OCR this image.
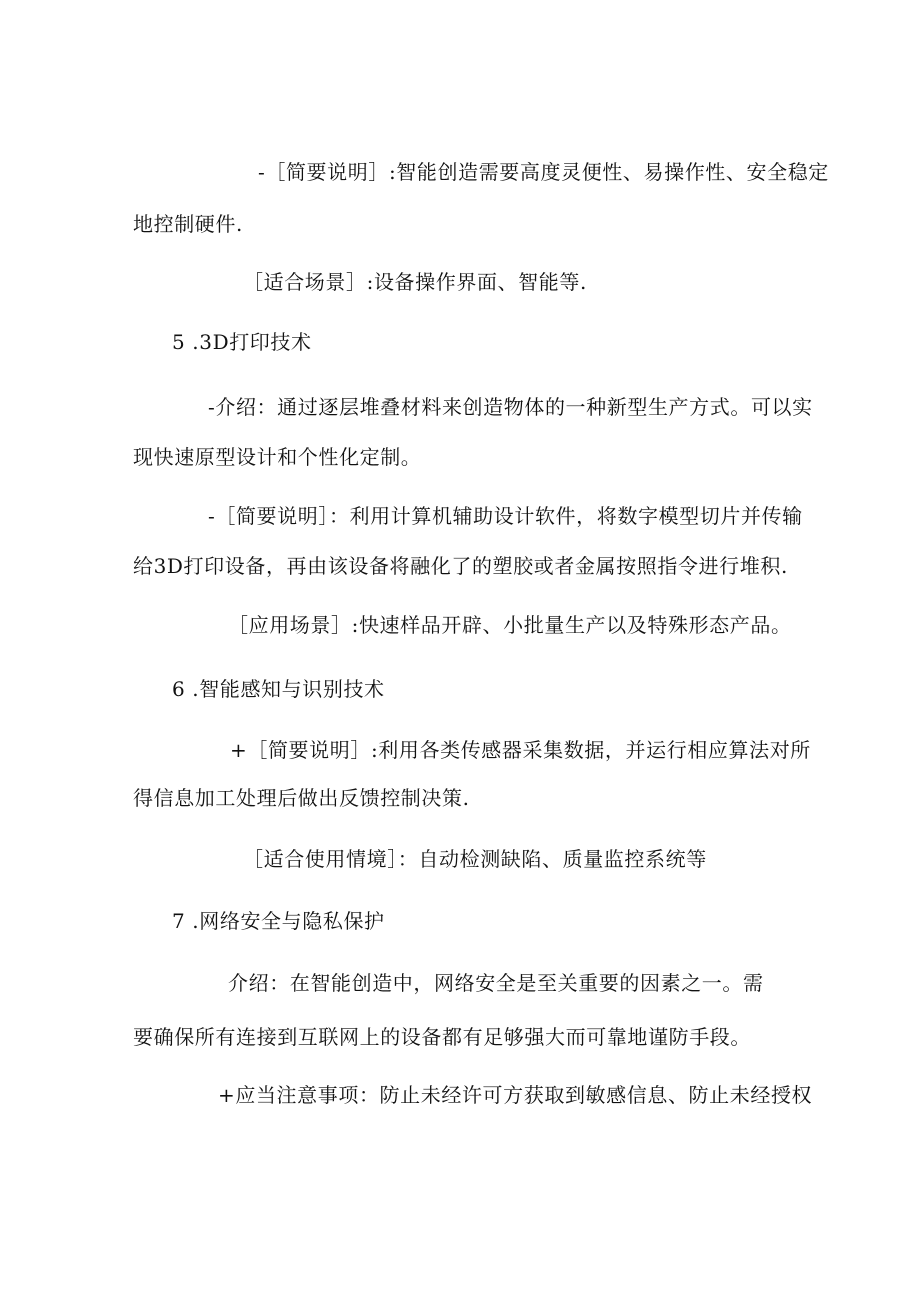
-［简要说明］:智能创造需要高度灵便性、易操作性、安全稳定
地控制硬件.
［适合场景］:设备操作界面、智能等.
5 .3D打印技术
-介绍：通过逐层堆叠材料来创造物体的一种新型生产方式。可以实
现快速原型设计和个性化定制。
-［简要说明］：利用计算机辅助设计软件，将数字模型切片并传输
给3D打印设备，再由该设备将融化了的塑胶或者金属按照指令进行堆积.
［应用场景］:快速样品开辟、小批量生产以及特殊形态产品。
6 .智能感知与识别技术
+［简要说明］:利用各类传感器采集数据，并运行相应算法对所
得信息加工处理后做出反馈控制决策.
［适合使用情境］：自动检测缺陷、质量监控系统等
7 .网络安全与隐私保护
介绍：在智能创造中，网络安全是至关重要的因素之一。需
要确保所有连接到互联网上的设备都有足够强大而可靠地谨防手段。
+应当注意事项：防止未经许可方获取到敏感信息、防止未经授权
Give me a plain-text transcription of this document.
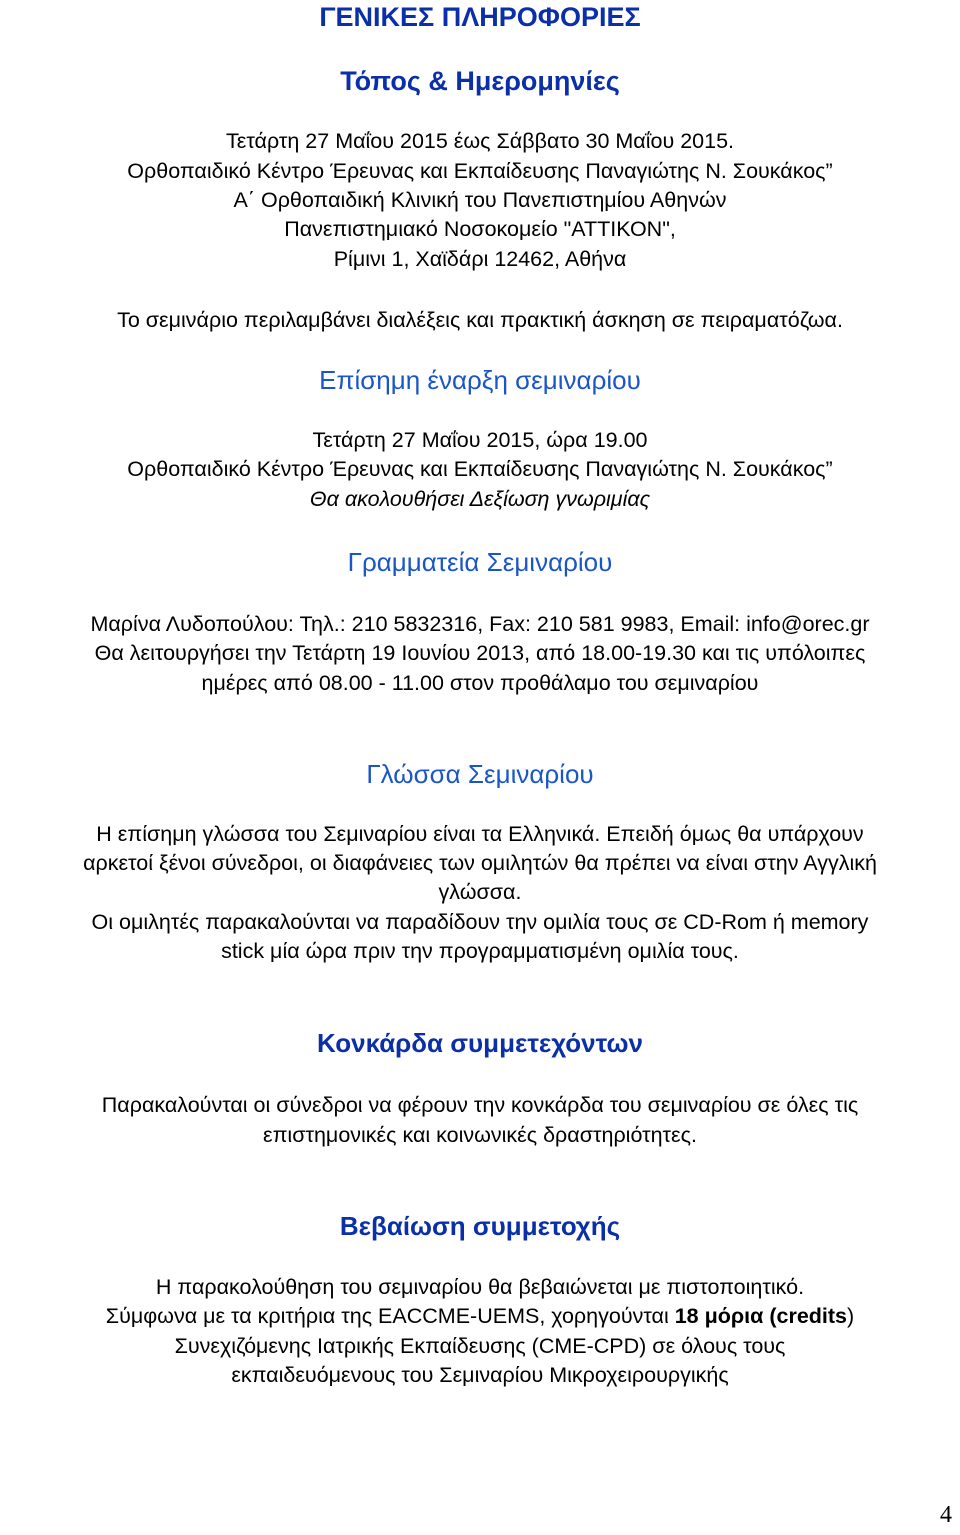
ΓΕΝΙΚΕΣ ΠΛΗΡΟΦΟΡΙΕΣ
Τόπος & Ημερομηνίες
Τετάρτη 27 Μαΐου 2015 έως Σάββατο 30 Μαΐου 2015.
Ορθοπαιδικό Κέντρο Έρευνας και Εκπαίδευσης Παναγιώτης Ν. Σουκάκος”
Α΄ Ορθοπαιδική Κλινική του Πανεπιστημίου Αθηνών
Πανεπιστημιακό Νοσοκομείο "ΑΤΤΙΚΟΝ",
Ρίμινι 1, Χαϊδάρι 12462, Αθήνα
Το σεμινάριο περιλαμβάνει διαλέξεις και πρακτική άσκηση σε πειραματόζωα.
Επίσημη έναρξη σεμιναρίου
Τετάρτη 27 Μαΐου 2015, ώρα 19.00
Ορθοπαιδικό Κέντρο Έρευνας και Εκπαίδευσης Παναγιώτης Ν. Σουκάκος”
Θα ακολουθήσει Δεξίωση γνωριμίας
Γραμματεία Σεμιναρίου
Μαρίνα Λυδοπούλου: Τηλ.: 210 5832316, Fax: 210 581 9983, Email: info@orec.gr
Θα λειτουργήσει την Τετάρτη 19 Ιουνίου 2013, από 18.00-19.30 και τις υπόλοιπες
ημέρες από 08.00 - 11.00 στον προθάλαμο του σεμιναρίου
Γλώσσα Σεμιναρίου
Η επίσημη γλώσσα του Σεμιναρίου είναι τα Ελληνικά. Επειδή όμως θα υπάρχουν
αρκετοί ξένοι σύνεδροι, οι διαφάνειες των ομιλητών θα πρέπει να είναι στην Αγγλική
γλώσσα.
Οι ομιλητές παρακαλούνται να παραδίδουν την ομιλία τους σε CD-Rom ή memory
stick μία ώρα πριν την προγραμματισμένη ομιλία τους.
Κονκάρδα συμμετεχόντων
Παρακαλούνται οι σύνεδροι να φέρουν την κονκάρδα του σεμιναρίου σε όλες τις
επιστημονικές και κοινωνικές δραστηριότητες.
Βεβαίωση συμμετοχής
Η παρακολούθηση του σεμιναρίου θα βεβαιώνεται με πιστοποιητικό.
Σύμφωνα με τα κριτήρια της EACCME-UEMS, χορηγούνται 18 μόρια (credits)
Συνεχιζόμενης Ιατρικής Εκπαίδευσης (CME-CPD) σε όλους τους
εκπαιδευόμενους του Σεμιναρίου Μικροχειρουργικής
4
——————————
» **AIM OF THE TASK**:
Scan the lines above for "τους", then copy every one that has it.

» **SOLUTION FOR THIS PROBLEM**:
Οι ομιλητές παρακαλούνται να παραδίδουν την ομιλία τους σε CD-Rom ή memory
stick μία ώρα πριν την προγραμματισμένη ομιλία τους.
Συνεχιζόμενης Ιατρικής Εκπαίδευσης (CME-CPD) σε όλους τους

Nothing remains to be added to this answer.